- [GOAL]:
Check each line of the listing for the word "name" and give only the number of lines that have it.

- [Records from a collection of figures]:
-- START --
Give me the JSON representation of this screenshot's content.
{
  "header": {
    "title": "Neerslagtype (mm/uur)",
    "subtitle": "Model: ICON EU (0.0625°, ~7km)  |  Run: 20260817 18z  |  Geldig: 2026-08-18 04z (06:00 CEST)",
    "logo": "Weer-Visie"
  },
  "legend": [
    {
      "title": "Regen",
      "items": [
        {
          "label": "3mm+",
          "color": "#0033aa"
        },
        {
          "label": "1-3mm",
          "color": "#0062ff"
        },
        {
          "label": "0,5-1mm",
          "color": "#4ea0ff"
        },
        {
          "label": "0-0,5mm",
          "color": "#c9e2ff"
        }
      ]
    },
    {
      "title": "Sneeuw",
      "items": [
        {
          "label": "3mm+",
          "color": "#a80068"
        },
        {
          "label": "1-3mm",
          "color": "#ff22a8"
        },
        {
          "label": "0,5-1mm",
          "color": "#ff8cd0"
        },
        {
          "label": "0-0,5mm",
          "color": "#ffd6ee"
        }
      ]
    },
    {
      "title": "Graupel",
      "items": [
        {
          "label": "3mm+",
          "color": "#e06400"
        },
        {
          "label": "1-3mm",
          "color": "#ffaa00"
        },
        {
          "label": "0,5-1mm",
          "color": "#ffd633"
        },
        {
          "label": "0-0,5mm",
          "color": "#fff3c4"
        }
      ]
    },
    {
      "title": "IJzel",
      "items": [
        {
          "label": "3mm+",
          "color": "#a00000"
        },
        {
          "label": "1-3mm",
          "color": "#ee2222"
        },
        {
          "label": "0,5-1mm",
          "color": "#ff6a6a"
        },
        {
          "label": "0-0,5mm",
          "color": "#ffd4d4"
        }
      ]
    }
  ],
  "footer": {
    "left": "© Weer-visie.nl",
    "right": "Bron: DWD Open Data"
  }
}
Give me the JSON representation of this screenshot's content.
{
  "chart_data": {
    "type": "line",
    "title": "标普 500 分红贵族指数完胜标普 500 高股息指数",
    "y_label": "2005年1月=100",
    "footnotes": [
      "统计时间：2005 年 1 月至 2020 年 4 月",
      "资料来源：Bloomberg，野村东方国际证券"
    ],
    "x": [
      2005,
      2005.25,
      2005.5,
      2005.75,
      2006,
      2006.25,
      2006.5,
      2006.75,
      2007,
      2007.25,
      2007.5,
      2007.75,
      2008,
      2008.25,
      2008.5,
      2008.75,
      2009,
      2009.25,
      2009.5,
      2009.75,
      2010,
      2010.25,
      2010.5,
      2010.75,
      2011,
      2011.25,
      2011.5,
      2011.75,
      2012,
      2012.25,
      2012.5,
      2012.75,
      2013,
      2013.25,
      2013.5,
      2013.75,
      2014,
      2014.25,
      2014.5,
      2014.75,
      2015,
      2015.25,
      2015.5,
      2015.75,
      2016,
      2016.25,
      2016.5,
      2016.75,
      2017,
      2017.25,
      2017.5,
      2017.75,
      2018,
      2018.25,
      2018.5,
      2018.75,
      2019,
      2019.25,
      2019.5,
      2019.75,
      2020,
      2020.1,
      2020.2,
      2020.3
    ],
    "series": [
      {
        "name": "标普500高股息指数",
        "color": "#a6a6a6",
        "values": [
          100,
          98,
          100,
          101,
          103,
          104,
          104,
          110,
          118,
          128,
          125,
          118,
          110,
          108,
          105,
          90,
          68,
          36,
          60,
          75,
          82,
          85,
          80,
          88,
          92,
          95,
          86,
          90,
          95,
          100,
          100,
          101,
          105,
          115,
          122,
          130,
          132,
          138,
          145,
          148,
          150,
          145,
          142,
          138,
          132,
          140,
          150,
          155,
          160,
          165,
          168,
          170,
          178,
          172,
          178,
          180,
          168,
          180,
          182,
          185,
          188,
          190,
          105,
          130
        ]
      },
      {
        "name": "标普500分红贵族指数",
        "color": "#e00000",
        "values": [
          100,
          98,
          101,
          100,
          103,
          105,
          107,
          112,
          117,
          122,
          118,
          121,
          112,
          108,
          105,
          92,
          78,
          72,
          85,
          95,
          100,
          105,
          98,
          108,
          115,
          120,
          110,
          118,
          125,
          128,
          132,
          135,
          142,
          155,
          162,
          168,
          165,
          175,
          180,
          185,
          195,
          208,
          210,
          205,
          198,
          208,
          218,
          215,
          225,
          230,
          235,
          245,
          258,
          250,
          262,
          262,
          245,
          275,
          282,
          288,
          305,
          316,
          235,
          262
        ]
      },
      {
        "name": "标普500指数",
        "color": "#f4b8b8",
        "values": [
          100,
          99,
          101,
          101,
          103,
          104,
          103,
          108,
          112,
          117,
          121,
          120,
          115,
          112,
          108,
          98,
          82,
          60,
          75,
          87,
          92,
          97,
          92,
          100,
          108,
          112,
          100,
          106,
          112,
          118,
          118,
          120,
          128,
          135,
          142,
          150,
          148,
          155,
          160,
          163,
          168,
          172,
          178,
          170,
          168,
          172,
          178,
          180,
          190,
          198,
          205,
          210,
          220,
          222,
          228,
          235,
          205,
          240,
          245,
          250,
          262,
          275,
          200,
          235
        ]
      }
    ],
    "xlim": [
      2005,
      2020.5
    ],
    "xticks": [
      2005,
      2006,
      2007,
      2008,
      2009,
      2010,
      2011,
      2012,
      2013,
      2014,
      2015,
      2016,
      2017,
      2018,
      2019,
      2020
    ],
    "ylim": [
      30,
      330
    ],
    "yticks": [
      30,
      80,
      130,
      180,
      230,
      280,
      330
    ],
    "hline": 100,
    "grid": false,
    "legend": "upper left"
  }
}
-- END --
- [OUTPUT BELOW]:
3